* Start *
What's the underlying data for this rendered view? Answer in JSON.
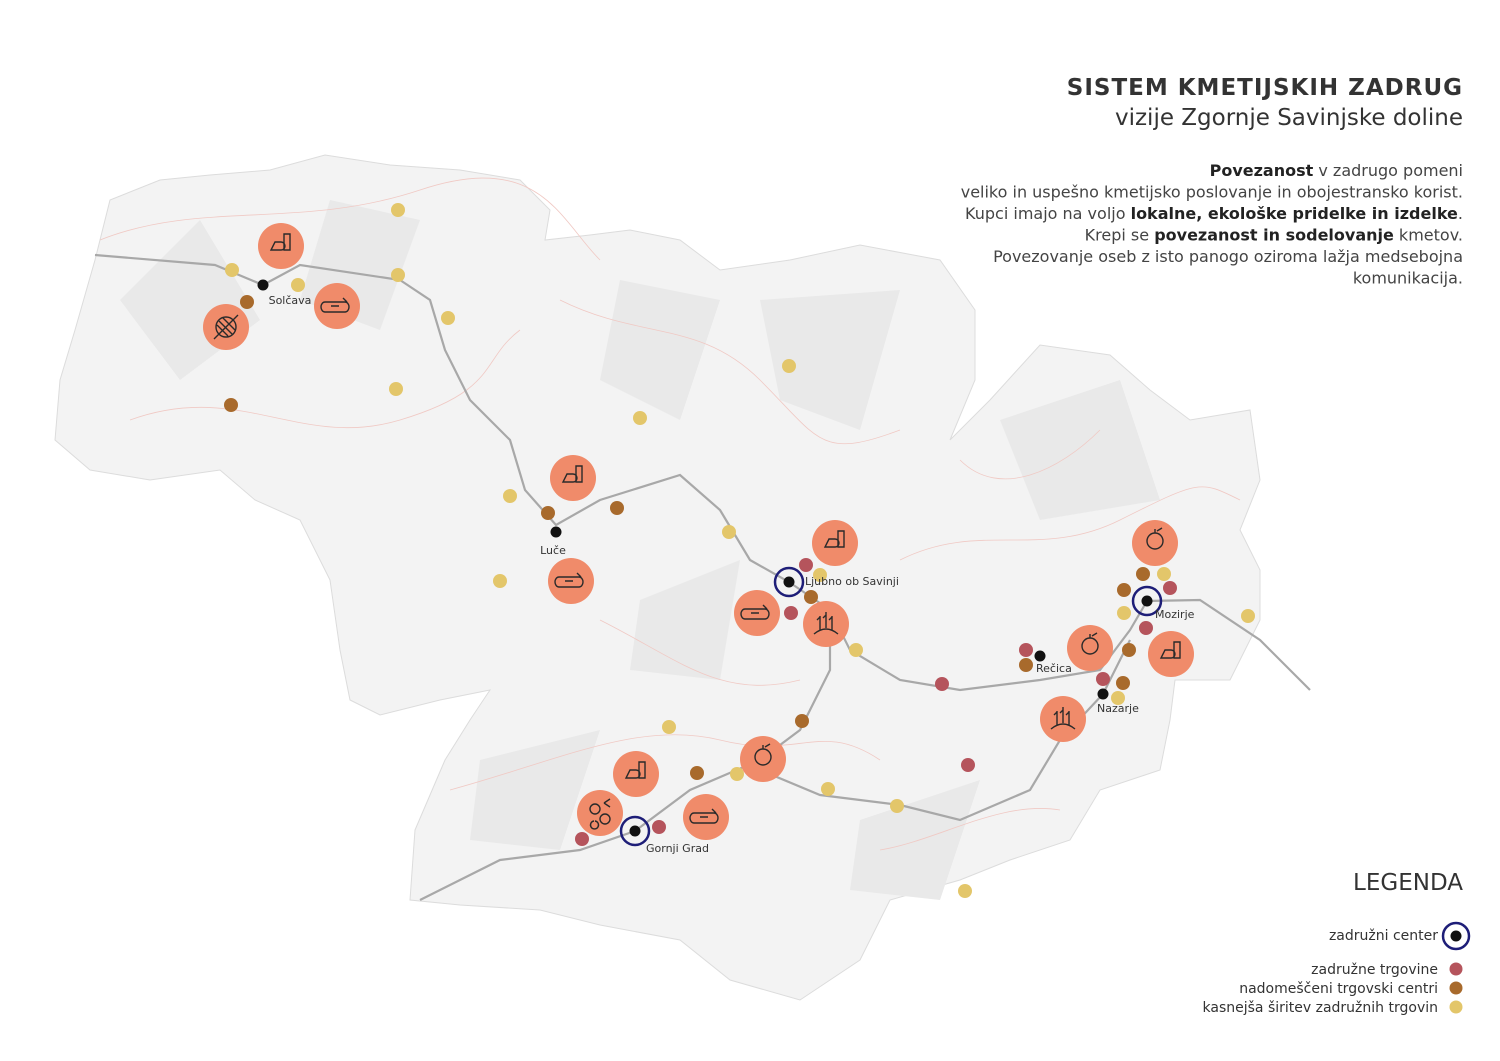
{
  "header": {
    "title": "SISTEM KMETIJSKIH ZADRUG",
    "subtitle": "vizije Zgornje Savinjske doline"
  },
  "description": {
    "lines": [
      [
        {
          "text": "Povezanost",
          "bold": true
        },
        {
          "text": " v zadrugo pomeni",
          "bold": false
        }
      ],
      [
        {
          "text": "veliko in uspešno kmetijsko poslovanje in obojestransko korist.",
          "bold": false
        }
      ],
      [
        {
          "text": "Kupci imajo na voljo ",
          "bold": false
        },
        {
          "text": "lokalne, ekološke pridelke in izdelke",
          "bold": true
        },
        {
          "text": ".",
          "bold": false
        }
      ],
      [
        {
          "text": "Krepi se ",
          "bold": false
        },
        {
          "text": "povezanost in sodelovanje",
          "bold": true
        },
        {
          "text": " kmetov.",
          "bold": false
        }
      ],
      [
        {
          "text": "Povezovanje oseb z isto panogo oziroma lažja medsebojna",
          "bold": false
        }
      ],
      [
        {
          "text": "komunikacija.",
          "bold": false
        }
      ]
    ]
  },
  "places": [
    "Solčava",
    "Luče",
    "Ljubno ob Savinji",
    "Gornji Grad",
    "Mozirje",
    "Rečica",
    "Nazarje"
  ],
  "legend": {
    "title": "LEGENDA",
    "items": [
      {
        "label": "zadružni center",
        "color": "#1e1e78"
      },
      {
        "label": "zadružne trgovine",
        "color": "#b5545c"
      },
      {
        "label": "nadomeščeni trgovski centri",
        "color": "#a86a2c"
      },
      {
        "label": "kasnejša širitev zadružnih trgovin",
        "color": "#e3c66a"
      }
    ]
  }
}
* End *
◆ EXERCISE INSTRUCTIONS
All of the entries above should be duplicated exactly, except for the pictures.

◆ FINAL RESULT
What's the underlying data for this rendered view? Answer in JSON.
{
  "header": {
    "title": "SISTEM KMETIJSKIH ZADRUG",
    "subtitle": "vizije Zgornje Savinjske doline"
  },
  "description": {
    "lines": [
      [
        {
          "text": "Povezanost",
          "bold": true
        },
        {
          "text": " v zadrugo pomeni",
          "bold": false
        }
      ],
      [
        {
          "text": "veliko in uspešno kmetijsko poslovanje in obojestransko korist.",
          "bold": false
        }
      ],
      [
        {
          "text": "Kupci imajo na voljo ",
          "bold": false
        },
        {
          "text": "lokalne, ekološke pridelke in izdelke",
          "bold": true
        },
        {
          "text": ".",
          "bold": false
        }
      ],
      [
        {
          "text": "Krepi se ",
          "bold": false
        },
        {
          "text": "povezanost in sodelovanje",
          "bold": true
        },
        {
          "text": " kmetov.",
          "bold": false
        }
      ],
      [
        {
          "text": "Povezovanje oseb z isto panogo oziroma lažja medsebojna",
          "bold": false
        }
      ],
      [
        {
          "text": "komunikacija.",
          "bold": false
        }
      ]
    ]
  },
  "places": [
    "Solčava",
    "Luče",
    "Ljubno ob Savinji",
    "Gornji Grad",
    "Mozirje",
    "Rečica",
    "Nazarje"
  ],
  "legend": {
    "title": "LEGENDA",
    "items": [
      {
        "label": "zadružni center",
        "color": "#1e1e78"
      },
      {
        "label": "zadružne trgovine",
        "color": "#b5545c"
      },
      {
        "label": "nadomeščeni trgovski centri",
        "color": "#a86a2c"
      },
      {
        "label": "kasnejša širitev zadružnih trgovin",
        "color": "#e3c66a"
      }
    ]
  }
}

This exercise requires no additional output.